Task objective
Every record that follows should be printed verbatim.
-=-=-
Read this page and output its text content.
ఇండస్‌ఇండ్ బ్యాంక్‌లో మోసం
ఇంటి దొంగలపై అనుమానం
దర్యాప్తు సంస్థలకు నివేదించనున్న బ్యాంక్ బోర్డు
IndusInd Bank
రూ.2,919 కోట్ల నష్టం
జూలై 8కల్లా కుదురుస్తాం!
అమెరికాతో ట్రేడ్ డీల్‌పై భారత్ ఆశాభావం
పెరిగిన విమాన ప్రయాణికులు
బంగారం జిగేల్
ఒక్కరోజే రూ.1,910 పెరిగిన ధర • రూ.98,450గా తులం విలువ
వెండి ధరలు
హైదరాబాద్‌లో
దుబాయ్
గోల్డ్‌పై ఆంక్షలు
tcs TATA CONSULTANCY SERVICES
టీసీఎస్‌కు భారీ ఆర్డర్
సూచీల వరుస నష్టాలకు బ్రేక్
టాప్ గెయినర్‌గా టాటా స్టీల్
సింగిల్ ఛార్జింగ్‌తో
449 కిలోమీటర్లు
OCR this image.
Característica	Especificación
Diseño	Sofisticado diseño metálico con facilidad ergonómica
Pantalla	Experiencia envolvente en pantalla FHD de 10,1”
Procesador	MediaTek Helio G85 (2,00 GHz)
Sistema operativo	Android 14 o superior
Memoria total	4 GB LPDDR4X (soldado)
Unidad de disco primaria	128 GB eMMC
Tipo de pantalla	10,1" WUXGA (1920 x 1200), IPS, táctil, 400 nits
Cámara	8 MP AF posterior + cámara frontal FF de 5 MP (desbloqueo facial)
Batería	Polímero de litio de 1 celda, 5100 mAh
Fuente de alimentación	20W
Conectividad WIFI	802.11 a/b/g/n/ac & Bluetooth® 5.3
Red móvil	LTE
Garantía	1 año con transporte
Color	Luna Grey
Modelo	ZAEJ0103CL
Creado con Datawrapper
-=-=-
The reply
Read this page and output its text content.
ఇండస్‌ఇండ్ బ్యాంక్‌లో మోసం
ఇంటి దొంగలపై అనుమానం
దర్యాప్తు సంస్థలకు నివేదించనున్న బ్యాంక్ బోర్డు
IndusInd Bank
రూ.2,919 కోట్ల నష్టం
జూలై 8కల్లా కుదురుస్తాం!
అమెరికాతో ట్రేడ్ డీల్‌పై భారత్ ఆశాభావం
పెరిగిన విమాన ప్రయాణికులు
బంగారం జిగేల్
ఒక్కరోజే రూ.1,910 పెరిగిన ధర • రూ.98,450గా తులం విలువ
వెండి ధరలు
హైదరాబాద్‌లో
దుబాయ్
గోల్డ్‌పై ఆంక్షలు
tcs TATA CONSULTANCY SERVICES
టీసీఎస్‌కు భారీ ఆర్డర్
సూచీల వరుస నష్టాలకు బ్రేక్
టాప్ గెయినర్‌గా టాటా స్టీల్
సింగిల్ ఛార్జింగ్‌తో
449 కిలోమీటర్లు
OCR this image.
Característica	Especificación
Diseño	Sofisticado diseño metálico con facilidad ergonómica
Pantalla	Experiencia envolvente en pantalla FHD de 10,1”
Procesador	MediaTek Helio G85 (2,00 GHz)
Sistema operativo	Android 14 o superior
Memoria total	4 GB LPDDR4X (soldado)
Unidad de disco primaria	128 GB eMMC
Tipo de pantalla	10,1" WUXGA (1920 x 1200), IPS, táctil, 400 nits
Cámara	8 MP AF posterior + cámara frontal FF de 5 MP (desbloqueo facial)
Batería	Polímero de litio de 1 celda, 5100 mAh
Fuente de alimentación	20W
Conectividad WIFI	802.11 a/b/g/n/ac & Bluetooth® 5.3
Red móvil	LTE
Garantía	1 año con transporte
Color	Luna Grey
Modelo	ZAEJ0103CL
Creado con Datawrapper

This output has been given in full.